YOUR OBJECTIVE:
Repeat every record below exactly, omitting any pictures.

[Figure content listings]
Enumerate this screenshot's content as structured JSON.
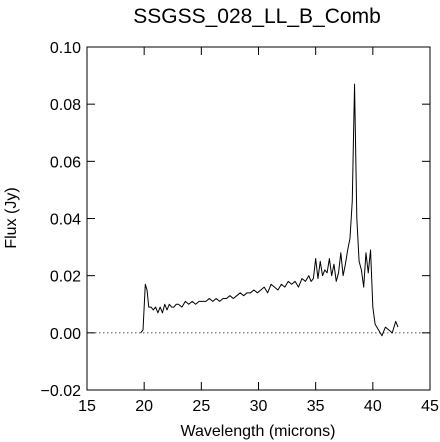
{
  "chart_data": {
    "type": "line",
    "title": "SSGSS_028_LL_B_Comb",
    "xlabel": "Wavelength (microns)",
    "ylabel": "Flux (Jy)",
    "xlim": [
      15,
      45
    ],
    "ylim": [
      -0.02,
      0.1
    ],
    "xticks": [
      15,
      20,
      25,
      30,
      35,
      40,
      45
    ],
    "xtick_labels": [
      "15",
      "20",
      "25",
      "30",
      "35",
      "40",
      "45"
    ],
    "yticks": [
      -0.02,
      0.0,
      0.02,
      0.04,
      0.06,
      0.08,
      0.1
    ],
    "ytick_labels": [
      "−0.02",
      "0.00",
      "0.02",
      "0.04",
      "0.06",
      "0.08",
      "0.10"
    ],
    "reference_line": {
      "y": 0.0,
      "x_range": [
        15,
        45
      ],
      "style": "dotted"
    },
    "grid": false,
    "series": [
      {
        "color": "#000000",
        "x": [
          19.7,
          19.9,
          20.1,
          20.25,
          20.4,
          20.6,
          20.8,
          21.0,
          21.2,
          21.4,
          21.6,
          21.8,
          22.0,
          22.2,
          22.4,
          22.6,
          22.8,
          23.0,
          23.3,
          23.6,
          23.9,
          24.2,
          24.5,
          24.8,
          25.1,
          25.4,
          25.7,
          26.0,
          26.3,
          26.6,
          26.9,
          27.2,
          27.5,
          27.8,
          28.1,
          28.4,
          28.7,
          29.0,
          29.3,
          29.6,
          29.9,
          30.2,
          30.5,
          30.8,
          31.1,
          31.4,
          31.7,
          32.0,
          32.3,
          32.6,
          32.9,
          33.2,
          33.5,
          33.8,
          34.1,
          34.4,
          34.6,
          34.8,
          35.0,
          35.2,
          35.4,
          35.6,
          35.8,
          36.0,
          36.2,
          36.4,
          36.6,
          36.8,
          37.0,
          37.2,
          37.4,
          37.6,
          37.8,
          38.0,
          38.2,
          38.4,
          38.6,
          38.8,
          39.0,
          39.2,
          39.4,
          39.6,
          39.8,
          40.0,
          40.2,
          40.5,
          40.8,
          41.1,
          41.4,
          41.7,
          42.0,
          42.2
        ],
        "y": [
          0.0,
          0.001,
          0.017,
          0.015,
          0.009,
          0.009,
          0.008,
          0.009,
          0.007,
          0.009,
          0.007,
          0.01,
          0.008,
          0.01,
          0.009,
          0.009,
          0.01,
          0.01,
          0.009,
          0.011,
          0.01,
          0.011,
          0.01,
          0.011,
          0.011,
          0.011,
          0.012,
          0.011,
          0.012,
          0.011,
          0.012,
          0.012,
          0.013,
          0.012,
          0.013,
          0.014,
          0.013,
          0.014,
          0.014,
          0.015,
          0.014,
          0.015,
          0.016,
          0.014,
          0.017,
          0.016,
          0.015,
          0.017,
          0.016,
          0.018,
          0.017,
          0.018,
          0.016,
          0.019,
          0.018,
          0.02,
          0.018,
          0.019,
          0.026,
          0.019,
          0.025,
          0.02,
          0.022,
          0.021,
          0.026,
          0.02,
          0.024,
          0.018,
          0.021,
          0.028,
          0.02,
          0.024,
          0.029,
          0.033,
          0.046,
          0.087,
          0.04,
          0.025,
          0.022,
          0.016,
          0.028,
          0.021,
          0.029,
          0.009,
          0.003,
          0.001,
          -0.001,
          0.002,
          0.001,
          0.0,
          0.004,
          0.002
        ]
      }
    ]
  }
}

RESULT FOR THIS TASK:
Enumerate this screenshot's content as structured JSON.
{
  "chart_data": {
    "type": "line",
    "title": "SSGSS_028_LL_B_Comb",
    "xlabel": "Wavelength (microns)",
    "ylabel": "Flux (Jy)",
    "xlim": [
      15,
      45
    ],
    "ylim": [
      -0.02,
      0.1
    ],
    "xticks": [
      15,
      20,
      25,
      30,
      35,
      40,
      45
    ],
    "xtick_labels": [
      "15",
      "20",
      "25",
      "30",
      "35",
      "40",
      "45"
    ],
    "yticks": [
      -0.02,
      0.0,
      0.02,
      0.04,
      0.06,
      0.08,
      0.1
    ],
    "ytick_labels": [
      "−0.02",
      "0.00",
      "0.02",
      "0.04",
      "0.06",
      "0.08",
      "0.10"
    ],
    "reference_line": {
      "y": 0.0,
      "x_range": [
        15,
        45
      ],
      "style": "dotted"
    },
    "grid": false,
    "series": [
      {
        "color": "#000000",
        "x": [
          19.7,
          19.9,
          20.1,
          20.25,
          20.4,
          20.6,
          20.8,
          21.0,
          21.2,
          21.4,
          21.6,
          21.8,
          22.0,
          22.2,
          22.4,
          22.6,
          22.8,
          23.0,
          23.3,
          23.6,
          23.9,
          24.2,
          24.5,
          24.8,
          25.1,
          25.4,
          25.7,
          26.0,
          26.3,
          26.6,
          26.9,
          27.2,
          27.5,
          27.8,
          28.1,
          28.4,
          28.7,
          29.0,
          29.3,
          29.6,
          29.9,
          30.2,
          30.5,
          30.8,
          31.1,
          31.4,
          31.7,
          32.0,
          32.3,
          32.6,
          32.9,
          33.2,
          33.5,
          33.8,
          34.1,
          34.4,
          34.6,
          34.8,
          35.0,
          35.2,
          35.4,
          35.6,
          35.8,
          36.0,
          36.2,
          36.4,
          36.6,
          36.8,
          37.0,
          37.2,
          37.4,
          37.6,
          37.8,
          38.0,
          38.2,
          38.4,
          38.6,
          38.8,
          39.0,
          39.2,
          39.4,
          39.6,
          39.8,
          40.0,
          40.2,
          40.5,
          40.8,
          41.1,
          41.4,
          41.7,
          42.0,
          42.2
        ],
        "y": [
          0.0,
          0.001,
          0.017,
          0.015,
          0.009,
          0.009,
          0.008,
          0.009,
          0.007,
          0.009,
          0.007,
          0.01,
          0.008,
          0.01,
          0.009,
          0.009,
          0.01,
          0.01,
          0.009,
          0.011,
          0.01,
          0.011,
          0.01,
          0.011,
          0.011,
          0.011,
          0.012,
          0.011,
          0.012,
          0.011,
          0.012,
          0.012,
          0.013,
          0.012,
          0.013,
          0.014,
          0.013,
          0.014,
          0.014,
          0.015,
          0.014,
          0.015,
          0.016,
          0.014,
          0.017,
          0.016,
          0.015,
          0.017,
          0.016,
          0.018,
          0.017,
          0.018,
          0.016,
          0.019,
          0.018,
          0.02,
          0.018,
          0.019,
          0.026,
          0.019,
          0.025,
          0.02,
          0.022,
          0.021,
          0.026,
          0.02,
          0.024,
          0.018,
          0.021,
          0.028,
          0.02,
          0.024,
          0.029,
          0.033,
          0.046,
          0.087,
          0.04,
          0.025,
          0.022,
          0.016,
          0.028,
          0.021,
          0.029,
          0.009,
          0.003,
          0.001,
          -0.001,
          0.002,
          0.001,
          0.0,
          0.004,
          0.002
        ]
      }
    ]
  }
}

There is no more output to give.